(TASK TO COMPLETE): Transcribe the listing verbatim. Do not carry over any pictures.

Records from a collection of figures
--- BEGIN ---

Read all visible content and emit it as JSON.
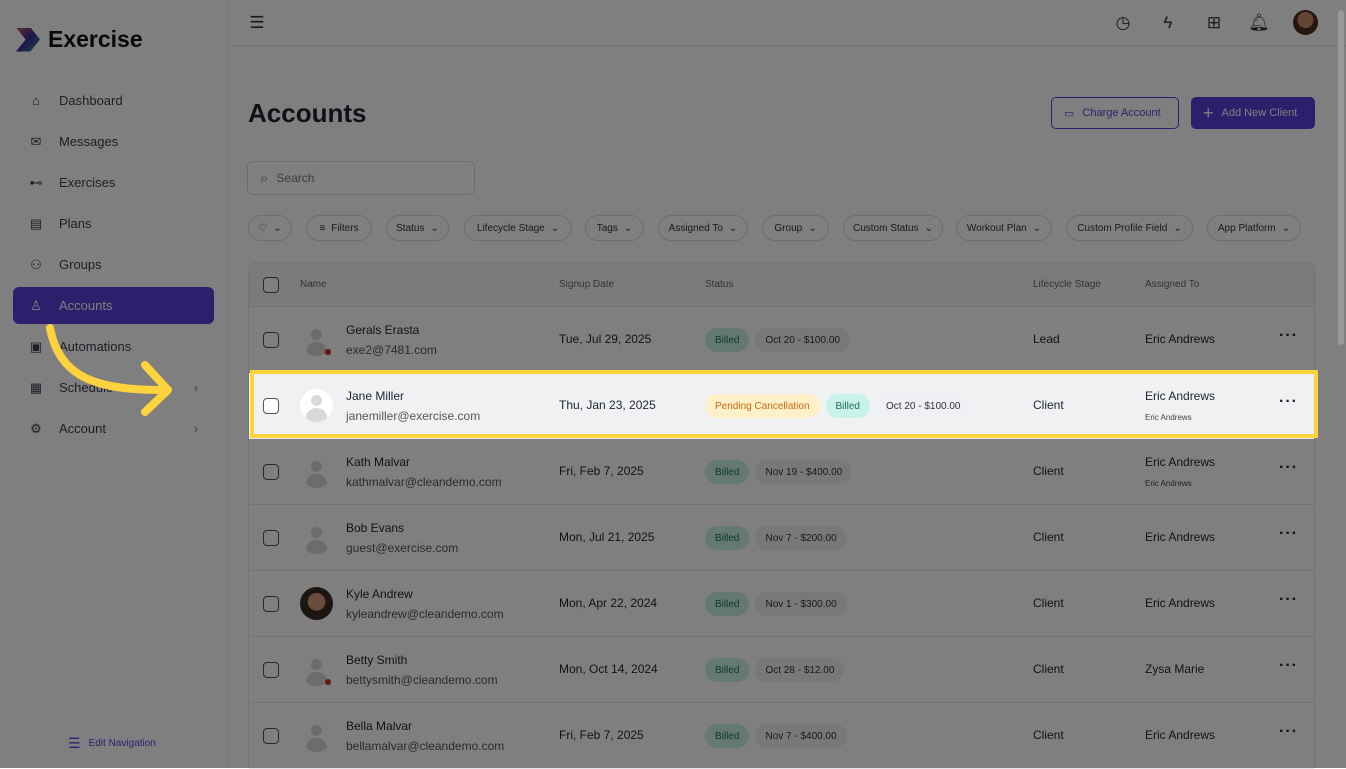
{
  "app": {
    "name": "Exercise"
  },
  "sidebar": {
    "items": [
      {
        "label": "Dashboard",
        "icon": "home-icon"
      },
      {
        "label": "Messages",
        "icon": "mail-icon"
      },
      {
        "label": "Exercises",
        "icon": "dumbbell-icon"
      },
      {
        "label": "Plans",
        "icon": "clipboard-icon"
      },
      {
        "label": "Groups",
        "icon": "users-icon"
      },
      {
        "label": "Accounts",
        "icon": "user-icon",
        "active": true
      },
      {
        "label": "Automations",
        "icon": "robot-icon"
      },
      {
        "label": "Schedule",
        "icon": "calendar-icon",
        "chevron": true
      },
      {
        "label": "Account",
        "icon": "user-gear-icon",
        "chevron": true
      }
    ],
    "edit_nav": "Edit Navigation"
  },
  "header": {
    "title": "Accounts",
    "charge": "Charge Account",
    "add": "Add New Client"
  },
  "search": {
    "placeholder": "Search"
  },
  "filters": [
    "Filters",
    "Status",
    "Lifecycle Stage",
    "Tags",
    "Assigned To",
    "Group",
    "Custom Status",
    "Workout Plan",
    "Custom Profile Field",
    "App Platform"
  ],
  "table": {
    "headers": {
      "name": "Name",
      "signup": "Signup Date",
      "status": "Status",
      "lifecycle": "Lifecycle Stage",
      "assigned": "Assigned To"
    },
    "rows": [
      {
        "name": "Gerals Erasta",
        "email": "exe2@7481.com",
        "date": "Tue, Jul 29, 2025",
        "billed": "Billed",
        "amount": "Oct 20 - $100.00",
        "stage": "Lead",
        "assigned": "Eric Andrews"
      },
      {
        "name": "Jane Miller",
        "email": "janemiller@exercise.com",
        "date": "Thu, Jan 23, 2025",
        "pending": "Pending Cancellation",
        "billed": "Billed",
        "amount": "Oct 20 - $100.00",
        "stage": "Client",
        "assigned": "Eric Andrews",
        "assigned_sub": "Eric Andrews"
      },
      {
        "name": "Kath Malvar",
        "email": "kathmalvar@cleandemo.com",
        "date": "Fri, Feb 7, 2025",
        "billed": "Billed",
        "amount": "Nov 19 - $400.00",
        "stage": "Client",
        "assigned": "Eric Andrews",
        "assigned_sub": "Eric Andrews"
      },
      {
        "name": "Bob Evans",
        "email": "guest@exercise.com",
        "date": "Mon, Jul 21, 2025",
        "billed": "Billed",
        "amount": "Nov 7 - $200.00",
        "stage": "Client",
        "assigned": "Eric Andrews"
      },
      {
        "name": "Kyle Andrew",
        "email": "kyleandrew@cleandemo.com",
        "date": "Mon, Apr 22, 2024",
        "billed": "Billed",
        "amount": "Nov 1 - $300.00",
        "stage": "Client",
        "assigned": "Eric Andrews"
      },
      {
        "name": "Betty Smith",
        "email": "bettysmith@cleandemo.com",
        "date": "Mon, Oct 14, 2024",
        "billed": "Billed",
        "amount": "Oct 28 - $12.00",
        "stage": "Client",
        "assigned": "Zysa Marie"
      },
      {
        "name": "Bella Malvar",
        "email": "bellamalvar@cleandemo.com",
        "date": "Fri, Feb 7, 2025",
        "billed": "Billed",
        "amount": "Nov 7 - $400.00",
        "stage": "Client",
        "assigned": "Eric Andrews"
      }
    ]
  },
  "colors": {
    "accent": "#5b3fd6",
    "highlight": "#ffd33d"
  }
}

--- END ---

(ANSWER TO THIS PROBLEM):
Read all visible content and emit it as JSON.
{
  "app": {
    "name": "Exercise"
  },
  "sidebar": {
    "items": [
      {
        "label": "Dashboard",
        "icon": "home-icon"
      },
      {
        "label": "Messages",
        "icon": "mail-icon"
      },
      {
        "label": "Exercises",
        "icon": "dumbbell-icon"
      },
      {
        "label": "Plans",
        "icon": "clipboard-icon"
      },
      {
        "label": "Groups",
        "icon": "users-icon"
      },
      {
        "label": "Accounts",
        "icon": "user-icon",
        "active": true
      },
      {
        "label": "Automations",
        "icon": "robot-icon"
      },
      {
        "label": "Schedule",
        "icon": "calendar-icon",
        "chevron": true
      },
      {
        "label": "Account",
        "icon": "user-gear-icon",
        "chevron": true
      }
    ],
    "edit_nav": "Edit Navigation"
  },
  "header": {
    "title": "Accounts",
    "charge": "Charge Account",
    "add": "Add New Client"
  },
  "search": {
    "placeholder": "Search"
  },
  "filters": [
    "Filters",
    "Status",
    "Lifecycle Stage",
    "Tags",
    "Assigned To",
    "Group",
    "Custom Status",
    "Workout Plan",
    "Custom Profile Field",
    "App Platform"
  ],
  "table": {
    "headers": {
      "name": "Name",
      "signup": "Signup Date",
      "status": "Status",
      "lifecycle": "Lifecycle Stage",
      "assigned": "Assigned To"
    },
    "rows": [
      {
        "name": "Gerals Erasta",
        "email": "exe2@7481.com",
        "date": "Tue, Jul 29, 2025",
        "billed": "Billed",
        "amount": "Oct 20 - $100.00",
        "stage": "Lead",
        "assigned": "Eric Andrews"
      },
      {
        "name": "Jane Miller",
        "email": "janemiller@exercise.com",
        "date": "Thu, Jan 23, 2025",
        "pending": "Pending Cancellation",
        "billed": "Billed",
        "amount": "Oct 20 - $100.00",
        "stage": "Client",
        "assigned": "Eric Andrews",
        "assigned_sub": "Eric Andrews"
      },
      {
        "name": "Kath Malvar",
        "email": "kathmalvar@cleandemo.com",
        "date": "Fri, Feb 7, 2025",
        "billed": "Billed",
        "amount": "Nov 19 - $400.00",
        "stage": "Client",
        "assigned": "Eric Andrews",
        "assigned_sub": "Eric Andrews"
      },
      {
        "name": "Bob Evans",
        "email": "guest@exercise.com",
        "date": "Mon, Jul 21, 2025",
        "billed": "Billed",
        "amount": "Nov 7 - $200.00",
        "stage": "Client",
        "assigned": "Eric Andrews"
      },
      {
        "name": "Kyle Andrew",
        "email": "kyleandrew@cleandemo.com",
        "date": "Mon, Apr 22, 2024",
        "billed": "Billed",
        "amount": "Nov 1 - $300.00",
        "stage": "Client",
        "assigned": "Eric Andrews"
      },
      {
        "name": "Betty Smith",
        "email": "bettysmith@cleandemo.com",
        "date": "Mon, Oct 14, 2024",
        "billed": "Billed",
        "amount": "Oct 28 - $12.00",
        "stage": "Client",
        "assigned": "Zysa Marie"
      },
      {
        "name": "Bella Malvar",
        "email": "bellamalvar@cleandemo.com",
        "date": "Fri, Feb 7, 2025",
        "billed": "Billed",
        "amount": "Nov 7 - $400.00",
        "stage": "Client",
        "assigned": "Eric Andrews"
      }
    ]
  },
  "colors": {
    "accent": "#5b3fd6",
    "highlight": "#ffd33d"
  }
}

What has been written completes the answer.